# Dataset
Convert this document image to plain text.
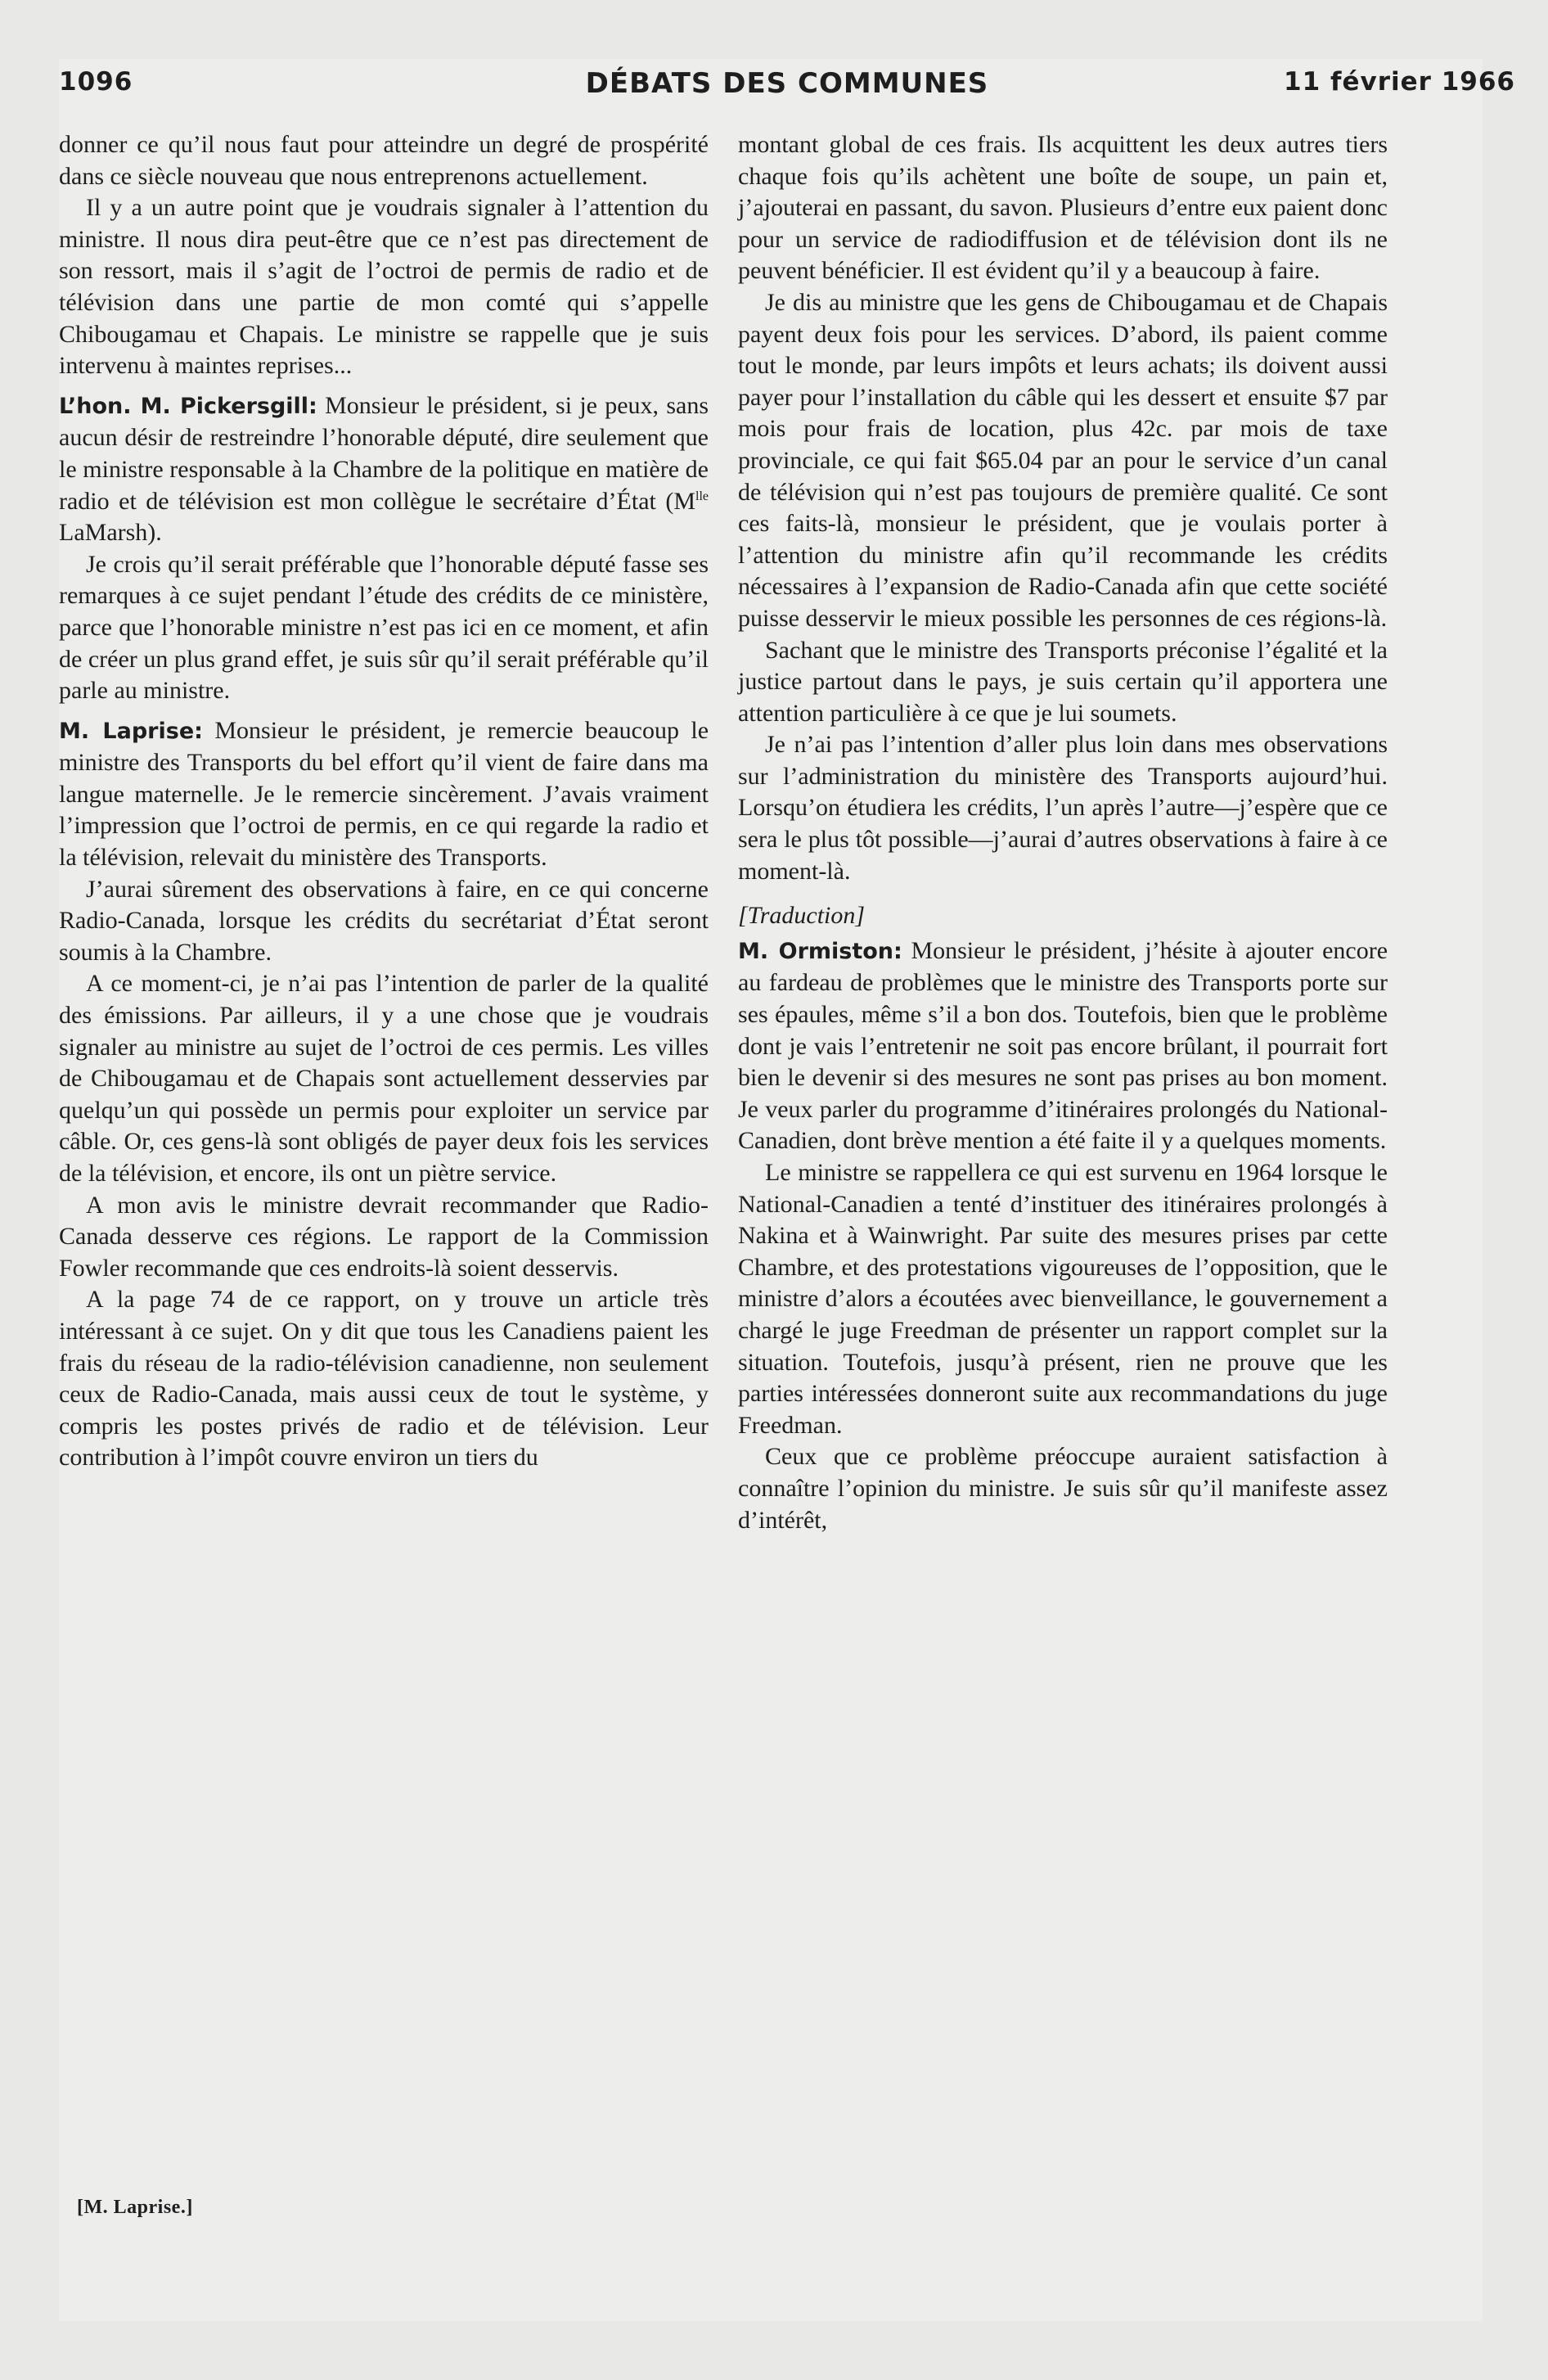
1096	DÉBATS DES COMMUNES	11 février 1966

donner ce qu’il nous faut pour atteindre un degré de prospérité dans ce siècle nouveau que nous entreprenons actuellement.

Il y a un autre point que je voudrais signaler à l’attention du ministre. Il nous dira peut-être que ce n’est pas directement de son ressort, mais il s’agit de l’octroi de permis de radio et de télévision dans une partie de mon comté qui s’appelle Chibougamau et Chapais. Le ministre se rappelle que je suis intervenu à maintes reprises...

L’hon. M. Pickersgill: Monsieur le président, si je peux, sans aucun désir de restreindre l’honorable député, dire seulement que le ministre responsable à la Chambre de la politique en matière de radio et de télévision est mon collègue le secrétaire d’État ($M^{lle}$ LaMarsh).

Je crois qu’il serait préférable que l’honorable député fasse ses remarques à ce sujet pendant l’étude des crédits de ce ministère, parce que l’honorable ministre n’est pas ici en ce moment, et afin de créer un plus grand effet, je suis sûr qu’il serait préférable qu’il parle au ministre.

M. Laprise: Monsieur le président, je remercie beaucoup le ministre des Transports du bel effort qu’il vient de faire dans ma langue maternelle. Je le remercie sincèrement. J’avais vraiment l’impression que l’octroi de permis, en ce qui regarde la radio et la télévision, relevait du ministère des Transports.

J’aurai sûrement des observations à faire, en ce qui concerne Radio-Canada, lorsque les crédits du secrétariat d’État seront soumis à la Chambre.

A ce moment-ci, je n’ai pas l’intention de parler de la qualité des émissions. Par ailleurs, il y a une chose que je voudrais signaler au ministre au sujet de l’octroi de ces permis. Les villes de Chibougamau et de Chapais sont actuellement desservies par quelqu’un qui possède un permis pour exploiter un service par câble. Or, ces gens-là sont obligés de payer deux fois les services de la télévision, et encore, ils ont un piètre service.

A mon avis le ministre devrait recommander que Radio-Canada desserve ces régions. Le rapport de la Commission Fowler recommande que ces endroits-là soient desservis.

A la page 74 de ce rapport, on y trouve un article très intéressant à ce sujet. On y dit que tous les Canadiens paient les frais du réseau de la radio-télévision canadienne, non seulement ceux de Radio-Canada, mais aussi ceux de tout le système, y compris les postes privés de radio et de télévision. Leur contribution à l’impôt couvre environ un tiers du

montant global de ces frais. Ils acquittent les deux autres tiers chaque fois qu’ils achètent une boîte de soupe, un pain et, j’ajouterai en passant, du savon. Plusieurs d’entre eux paient donc pour un service de radiodiffusion et de télévision dont ils ne peuvent bénéficier. Il est évident qu’il y a beaucoup à faire.

Je dis au ministre que les gens de Chibougamau et de Chapais payent deux fois pour les services. D’abord, ils paient comme tout le monde, par leurs impôts et leurs achats; ils doivent aussi payer pour l’installation du câble qui les dessert et ensuite $7 par mois pour frais de location, plus 42c. par mois de taxe provinciale, ce qui fait $65.04 par an pour le service d’un canal de télévision qui n’est pas toujours de première qualité. Ce sont ces faits-là, monsieur le président, que je voulais porter à l’attention du ministre afin qu’il recommande les crédits nécessaires à l’expansion de Radio-Canada afin que cette société puisse desservir le mieux possible les personnes de ces régions-là.

Sachant que le ministre des Transports préconise l’égalité et la justice partout dans le pays, je suis certain qu’il apportera une attention particulière à ce que je lui soumets.

Je n’ai pas l’intention d’aller plus loin dans mes observations sur l’administration du ministère des Transports aujourd’hui. Lorsqu’on étudiera les crédits, l’un après l’autre—j’espère que ce sera le plus tôt possible—j’aurai d’autres observations à faire à ce moment-là.

[Traduction]

M. Ormiston: Monsieur le président, j’hésite à ajouter encore au fardeau de problèmes que le ministre des Transports porte sur ses épaules, même s’il a bon dos. Toutefois, bien que le problème dont je vais l’entretenir ne soit pas encore brûlant, il pourrait fort bien le devenir si des mesures ne sont pas prises au bon moment. Je veux parler du programme d’itinéraires prolongés du National-Canadien, dont brève mention a été faite il y a quelques moments.

Le ministre se rappellera ce qui est survenu en 1964 lorsque le National-Canadien a tenté d’instituer des itinéraires prolongés à Nakina et à Wainwright. Par suite des mesures prises par cette Chambre, et des protestations vigoureuses de l’opposition, que le ministre d’alors a écoutées avec bienveillance, le gouvernement a chargé le juge Freedman de présenter un rapport complet sur la situation. Toutefois, jusqu’à présent, rien ne prouve que les parties intéressées donneront suite aux recommandations du juge Freedman.

Ceux que ce problème préoccupe auraient satisfaction à connaître l’opinion du ministre. Je suis sûr qu’il manifeste assez d’intérêt,

[M. Laprise.]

# Task to complete
Lines that hold the word "actuellement" are the ones to return, every one of them.

# Worked solution
donner ce qu’il nous faut pour atteindre un degré de prospérité dans ce siècle nouveau que nous entreprenons actuellement.
A ce moment-ci, je n’ai pas l’intention de parler de la qualité des émissions. Par ailleurs, il y a une chose que je voudrais signaler au ministre au sujet de l’octroi de ces permis. Les villes de Chibougamau et de Chapais sont actuellement desservies par quelqu’un qui possède un permis pour exploiter un service par câble. Or, ces gens-là sont obligés de payer deux fois les services de la télévision, et encore, ils ont un piètre service.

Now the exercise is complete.